[Collected data]
§

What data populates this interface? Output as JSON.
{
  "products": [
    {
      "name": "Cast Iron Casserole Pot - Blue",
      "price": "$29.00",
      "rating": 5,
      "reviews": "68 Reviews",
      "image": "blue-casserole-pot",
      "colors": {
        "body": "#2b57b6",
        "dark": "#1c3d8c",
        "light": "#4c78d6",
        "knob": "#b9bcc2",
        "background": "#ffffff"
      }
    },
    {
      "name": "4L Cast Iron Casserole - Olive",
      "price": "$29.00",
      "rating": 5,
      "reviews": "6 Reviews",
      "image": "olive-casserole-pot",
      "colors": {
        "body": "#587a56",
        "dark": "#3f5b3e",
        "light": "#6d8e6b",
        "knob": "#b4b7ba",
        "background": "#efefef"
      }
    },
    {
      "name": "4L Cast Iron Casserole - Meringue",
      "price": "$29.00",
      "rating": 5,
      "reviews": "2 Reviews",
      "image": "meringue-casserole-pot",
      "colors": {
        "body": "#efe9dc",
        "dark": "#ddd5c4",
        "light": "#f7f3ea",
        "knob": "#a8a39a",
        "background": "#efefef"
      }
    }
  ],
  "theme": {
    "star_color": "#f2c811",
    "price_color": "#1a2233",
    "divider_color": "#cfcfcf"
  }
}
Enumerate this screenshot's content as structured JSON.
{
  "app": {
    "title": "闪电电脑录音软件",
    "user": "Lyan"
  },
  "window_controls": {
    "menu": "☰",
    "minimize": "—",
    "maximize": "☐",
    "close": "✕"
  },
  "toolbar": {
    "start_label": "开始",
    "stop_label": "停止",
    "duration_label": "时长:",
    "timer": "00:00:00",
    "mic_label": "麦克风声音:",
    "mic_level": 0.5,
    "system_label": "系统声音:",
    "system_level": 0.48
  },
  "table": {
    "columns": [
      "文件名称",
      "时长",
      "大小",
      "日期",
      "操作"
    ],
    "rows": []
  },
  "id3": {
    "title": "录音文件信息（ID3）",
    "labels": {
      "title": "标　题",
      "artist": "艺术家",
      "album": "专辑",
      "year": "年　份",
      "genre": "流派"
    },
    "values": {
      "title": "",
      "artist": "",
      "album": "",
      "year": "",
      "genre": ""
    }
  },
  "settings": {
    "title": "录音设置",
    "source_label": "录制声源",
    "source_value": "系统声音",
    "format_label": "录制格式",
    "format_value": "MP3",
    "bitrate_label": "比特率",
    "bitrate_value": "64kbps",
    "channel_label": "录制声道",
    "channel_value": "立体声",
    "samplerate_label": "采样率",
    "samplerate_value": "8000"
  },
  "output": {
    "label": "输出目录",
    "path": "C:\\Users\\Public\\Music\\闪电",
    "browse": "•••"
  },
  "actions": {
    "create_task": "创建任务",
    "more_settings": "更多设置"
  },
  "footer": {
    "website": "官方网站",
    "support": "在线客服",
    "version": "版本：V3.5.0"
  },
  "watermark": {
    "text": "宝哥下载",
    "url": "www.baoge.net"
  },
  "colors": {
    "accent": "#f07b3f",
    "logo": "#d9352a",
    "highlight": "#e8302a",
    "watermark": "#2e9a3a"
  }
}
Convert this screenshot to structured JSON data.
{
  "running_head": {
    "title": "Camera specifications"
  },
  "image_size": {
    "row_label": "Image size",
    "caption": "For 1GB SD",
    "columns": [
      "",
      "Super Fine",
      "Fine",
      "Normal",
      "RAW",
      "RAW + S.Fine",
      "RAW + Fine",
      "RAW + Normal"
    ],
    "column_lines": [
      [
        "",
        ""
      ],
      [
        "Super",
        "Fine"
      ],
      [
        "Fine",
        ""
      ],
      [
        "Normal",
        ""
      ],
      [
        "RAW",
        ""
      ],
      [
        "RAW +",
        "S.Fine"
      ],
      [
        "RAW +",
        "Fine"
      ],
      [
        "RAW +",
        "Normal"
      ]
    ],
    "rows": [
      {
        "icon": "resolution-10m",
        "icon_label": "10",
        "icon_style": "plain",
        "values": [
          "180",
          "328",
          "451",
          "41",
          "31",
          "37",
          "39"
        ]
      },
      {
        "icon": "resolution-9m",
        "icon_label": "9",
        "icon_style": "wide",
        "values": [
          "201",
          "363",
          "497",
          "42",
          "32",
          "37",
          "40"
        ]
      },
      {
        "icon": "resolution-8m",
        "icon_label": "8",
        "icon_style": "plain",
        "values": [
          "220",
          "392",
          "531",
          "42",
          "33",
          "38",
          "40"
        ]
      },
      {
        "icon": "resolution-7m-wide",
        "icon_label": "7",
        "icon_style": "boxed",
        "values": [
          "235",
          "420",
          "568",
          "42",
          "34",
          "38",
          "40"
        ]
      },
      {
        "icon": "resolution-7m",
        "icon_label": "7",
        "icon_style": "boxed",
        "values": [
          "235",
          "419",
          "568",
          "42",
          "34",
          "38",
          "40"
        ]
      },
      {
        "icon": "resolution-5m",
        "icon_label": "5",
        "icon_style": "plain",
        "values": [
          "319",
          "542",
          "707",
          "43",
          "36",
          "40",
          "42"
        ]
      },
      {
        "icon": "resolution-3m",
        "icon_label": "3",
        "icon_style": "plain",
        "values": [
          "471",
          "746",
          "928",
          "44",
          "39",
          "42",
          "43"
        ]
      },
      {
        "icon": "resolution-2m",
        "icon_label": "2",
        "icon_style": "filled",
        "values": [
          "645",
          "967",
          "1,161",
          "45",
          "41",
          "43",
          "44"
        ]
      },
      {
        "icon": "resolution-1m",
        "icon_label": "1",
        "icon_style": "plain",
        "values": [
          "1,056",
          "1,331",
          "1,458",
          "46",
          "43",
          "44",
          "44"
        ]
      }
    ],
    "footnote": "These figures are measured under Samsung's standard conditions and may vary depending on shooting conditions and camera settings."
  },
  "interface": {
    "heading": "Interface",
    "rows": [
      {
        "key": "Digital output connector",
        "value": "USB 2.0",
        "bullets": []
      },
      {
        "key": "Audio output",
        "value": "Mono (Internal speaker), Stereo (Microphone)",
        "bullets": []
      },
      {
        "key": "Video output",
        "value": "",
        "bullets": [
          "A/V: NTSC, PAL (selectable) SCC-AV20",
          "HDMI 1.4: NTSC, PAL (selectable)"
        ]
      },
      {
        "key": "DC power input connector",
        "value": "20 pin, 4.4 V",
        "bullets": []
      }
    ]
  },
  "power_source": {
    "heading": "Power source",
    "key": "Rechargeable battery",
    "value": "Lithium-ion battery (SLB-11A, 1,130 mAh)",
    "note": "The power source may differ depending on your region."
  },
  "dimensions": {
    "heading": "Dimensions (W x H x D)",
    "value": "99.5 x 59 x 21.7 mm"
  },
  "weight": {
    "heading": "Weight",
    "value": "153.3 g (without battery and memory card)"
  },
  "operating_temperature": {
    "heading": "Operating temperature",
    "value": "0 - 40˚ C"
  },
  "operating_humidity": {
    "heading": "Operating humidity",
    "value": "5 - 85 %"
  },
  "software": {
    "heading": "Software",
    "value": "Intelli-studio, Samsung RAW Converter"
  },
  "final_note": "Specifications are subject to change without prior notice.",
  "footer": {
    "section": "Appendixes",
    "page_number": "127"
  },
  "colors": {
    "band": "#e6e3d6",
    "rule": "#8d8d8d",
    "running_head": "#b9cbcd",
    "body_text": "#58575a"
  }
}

§

*EXERCISE PROMPT*
Go through the material line by line. Show each line that contains the string "knob".

*RESULT*
        "knob": "#b9bcc2",
        "knob": "#b4b7ba",
        "knob": "#a8a39a",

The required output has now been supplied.